(TASK) Return the whole listing, keeping every character the same.

(THE DATA)

◇ ◇ ◇ ◇

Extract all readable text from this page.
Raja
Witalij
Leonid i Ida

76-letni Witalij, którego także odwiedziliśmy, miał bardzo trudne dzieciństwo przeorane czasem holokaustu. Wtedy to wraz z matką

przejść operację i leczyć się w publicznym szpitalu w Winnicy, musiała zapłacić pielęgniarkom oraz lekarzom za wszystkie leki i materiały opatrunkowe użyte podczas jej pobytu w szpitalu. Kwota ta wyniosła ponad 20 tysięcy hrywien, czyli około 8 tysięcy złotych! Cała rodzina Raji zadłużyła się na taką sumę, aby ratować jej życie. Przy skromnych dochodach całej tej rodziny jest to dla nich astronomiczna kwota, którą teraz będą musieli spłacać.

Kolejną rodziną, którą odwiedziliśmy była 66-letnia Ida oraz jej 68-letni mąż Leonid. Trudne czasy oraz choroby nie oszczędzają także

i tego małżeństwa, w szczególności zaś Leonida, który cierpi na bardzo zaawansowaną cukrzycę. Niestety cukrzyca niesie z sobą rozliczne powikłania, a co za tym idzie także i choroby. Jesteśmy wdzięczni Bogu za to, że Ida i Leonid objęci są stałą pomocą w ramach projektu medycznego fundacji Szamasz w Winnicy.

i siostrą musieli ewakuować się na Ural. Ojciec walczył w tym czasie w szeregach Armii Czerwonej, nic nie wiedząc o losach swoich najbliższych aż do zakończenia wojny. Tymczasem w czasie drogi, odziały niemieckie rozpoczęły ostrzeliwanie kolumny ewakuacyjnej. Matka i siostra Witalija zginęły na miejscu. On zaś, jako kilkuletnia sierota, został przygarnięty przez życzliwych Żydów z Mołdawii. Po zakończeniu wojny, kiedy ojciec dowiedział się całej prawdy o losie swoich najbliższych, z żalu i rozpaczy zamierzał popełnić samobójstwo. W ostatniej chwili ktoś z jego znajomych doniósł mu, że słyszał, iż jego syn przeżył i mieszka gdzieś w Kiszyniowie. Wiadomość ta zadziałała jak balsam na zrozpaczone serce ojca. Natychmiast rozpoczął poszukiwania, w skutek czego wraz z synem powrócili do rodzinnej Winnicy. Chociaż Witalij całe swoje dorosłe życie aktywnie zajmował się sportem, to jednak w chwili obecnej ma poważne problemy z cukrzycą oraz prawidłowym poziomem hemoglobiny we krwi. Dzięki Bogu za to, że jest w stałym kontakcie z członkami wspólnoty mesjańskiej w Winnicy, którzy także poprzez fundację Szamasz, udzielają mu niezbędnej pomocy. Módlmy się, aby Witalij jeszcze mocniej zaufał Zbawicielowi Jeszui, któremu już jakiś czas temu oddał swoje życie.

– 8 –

◇ ◇ ◇ ◇

(COMPLETE RESPONSE)
Extract all readable text from this page.
Raja
Witalij
Leonid i Ida

76-letni Witalij, którego także odwiedziliśmy, miał bardzo trudne dzieciństwo przeorane czasem holokaustu. Wtedy to wraz z matką

przejść operację i leczyć się w publicznym szpitalu w Winnicy, musiała zapłacić pielęgniarkom oraz lekarzom za wszystkie leki i materiały opatrunkowe użyte podczas jej pobytu w szpitalu. Kwota ta wyniosła ponad 20 tysięcy hrywien, czyli około 8 tysięcy złotych! Cała rodzina Raji zadłużyła się na taką sumę, aby ratować jej życie. Przy skromnych dochodach całej tej rodziny jest to dla nich astronomiczna kwota, którą teraz będą musieli spłacać.

Kolejną rodziną, którą odwiedziliśmy była 66-letnia Ida oraz jej 68-letni mąż Leonid. Trudne czasy oraz choroby nie oszczędzają także

i tego małżeństwa, w szczególności zaś Leonida, który cierpi na bardzo zaawansowaną cukrzycę. Niestety cukrzyca niesie z sobą rozliczne powikłania, a co za tym idzie także i choroby. Jesteśmy wdzięczni Bogu za to, że Ida i Leonid objęci są stałą pomocą w ramach projektu medycznego fundacji Szamasz w Winnicy.

i siostrą musieli ewakuować się na Ural. Ojciec walczył w tym czasie w szeregach Armii Czerwonej, nic nie wiedząc o losach swoich najbliższych aż do zakończenia wojny. Tymczasem w czasie drogi, odziały niemieckie rozpoczęły ostrzeliwanie kolumny ewakuacyjnej. Matka i siostra Witalija zginęły na miejscu. On zaś, jako kilkuletnia sierota, został przygarnięty przez życzliwych Żydów z Mołdawii. Po zakończeniu wojny, kiedy ojciec dowiedział się całej prawdy o losie swoich najbliższych, z żalu i rozpaczy zamierzał popełnić samobójstwo. W ostatniej chwili ktoś z jego znajomych doniósł mu, że słyszał, iż jego syn przeżył i mieszka gdzieś w Kiszyniowie. Wiadomość ta zadziałała jak balsam na zrozpaczone serce ojca. Natychmiast rozpoczął poszukiwania, w skutek czego wraz z synem powrócili do rodzinnej Winnicy. Chociaż Witalij całe swoje dorosłe życie aktywnie zajmował się sportem, to jednak w chwili obecnej ma poważne problemy z cukrzycą oraz prawidłowym poziomem hemoglobiny we krwi. Dzięki Bogu za to, że jest w stałym kontakcie z członkami wspólnoty mesjańskiej w Winnicy, którzy także poprzez fundację Szamasz, udzielają mu niezbędnej pomocy. Módlmy się, aby Witalij jeszcze mocniej zaufał Zbawicielowi Jeszui, któremu już jakiś czas temu oddał swoje życie.

– 8 –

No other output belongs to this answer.